• **Data for this exercise**

•••

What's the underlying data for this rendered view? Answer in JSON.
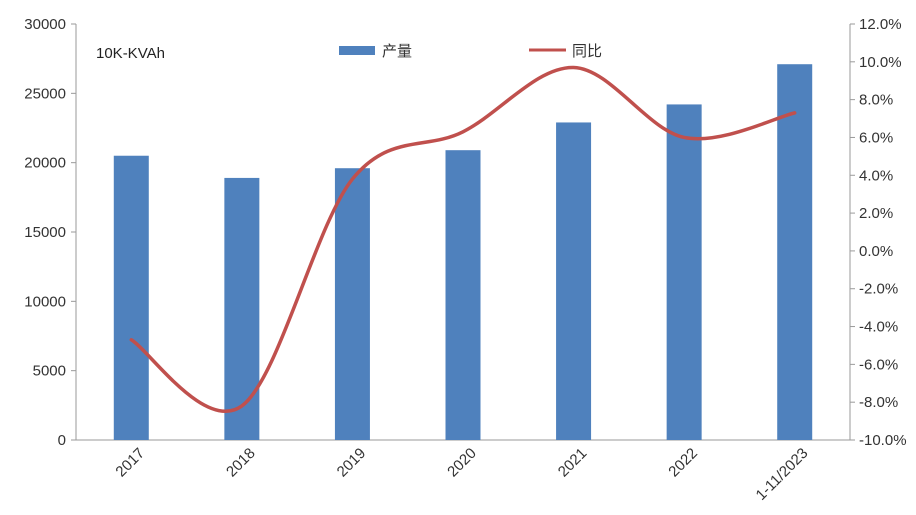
{
  "chart_data": {
    "type": "bar",
    "unit_label": "10K-KVAh",
    "categories": [
      "2017",
      "2018",
      "2019",
      "2020",
      "2021",
      "2022",
      "1-11/2023"
    ],
    "series": [
      {
        "name": "产量",
        "type": "bar",
        "axis": "left",
        "color": "#4f81bd",
        "values": [
          20500,
          18900,
          19600,
          20900,
          22900,
          24200,
          27100
        ]
      },
      {
        "name": "同比",
        "type": "line",
        "axis": "right",
        "color": "#c0504d",
        "values": [
          -4.7,
          -8.2,
          3.8,
          6.3,
          9.7,
          6.0,
          7.3
        ]
      }
    ],
    "left_axis": {
      "ylim": [
        0,
        30000
      ],
      "ticks": [
        0,
        5000,
        10000,
        15000,
        20000,
        25000,
        30000
      ],
      "tick_labels": [
        "0",
        "5000",
        "10000",
        "15000",
        "20000",
        "25000",
        "30000"
      ]
    },
    "right_axis": {
      "ylim": [
        -10,
        12
      ],
      "ticks": [
        -10,
        -8,
        -6,
        -4,
        -2,
        0,
        2,
        4,
        6,
        8,
        10,
        12
      ],
      "tick_labels": [
        "-10.0%",
        "-8.0%",
        "-6.0%",
        "-4.0%",
        "-2.0%",
        "0.0%",
        "2.0%",
        "4.0%",
        "6.0%",
        "8.0%",
        "10.0%",
        "12.0%"
      ]
    },
    "legend_position": "top",
    "grid": false
  }
}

•••

• **Problem to solve**
Nothing in the entries above should change when they are printed again, except that the pictures are dropped.

• **In response**
What's the underlying data for this rendered view? Answer in JSON.
{
  "chart_data": {
    "type": "bar",
    "unit_label": "10K-KVAh",
    "categories": [
      "2017",
      "2018",
      "2019",
      "2020",
      "2021",
      "2022",
      "1-11/2023"
    ],
    "series": [
      {
        "name": "产量",
        "type": "bar",
        "axis": "left",
        "color": "#4f81bd",
        "values": [
          20500,
          18900,
          19600,
          20900,
          22900,
          24200,
          27100
        ]
      },
      {
        "name": "同比",
        "type": "line",
        "axis": "right",
        "color": "#c0504d",
        "values": [
          -4.7,
          -8.2,
          3.8,
          6.3,
          9.7,
          6.0,
          7.3
        ]
      }
    ],
    "left_axis": {
      "ylim": [
        0,
        30000
      ],
      "ticks": [
        0,
        5000,
        10000,
        15000,
        20000,
        25000,
        30000
      ],
      "tick_labels": [
        "0",
        "5000",
        "10000",
        "15000",
        "20000",
        "25000",
        "30000"
      ]
    },
    "right_axis": {
      "ylim": [
        -10,
        12
      ],
      "ticks": [
        -10,
        -8,
        -6,
        -4,
        -2,
        0,
        2,
        4,
        6,
        8,
        10,
        12
      ],
      "tick_labels": [
        "-10.0%",
        "-8.0%",
        "-6.0%",
        "-4.0%",
        "-2.0%",
        "0.0%",
        "2.0%",
        "4.0%",
        "6.0%",
        "8.0%",
        "10.0%",
        "12.0%"
      ]
    },
    "legend_position": "top",
    "grid": false
  }
}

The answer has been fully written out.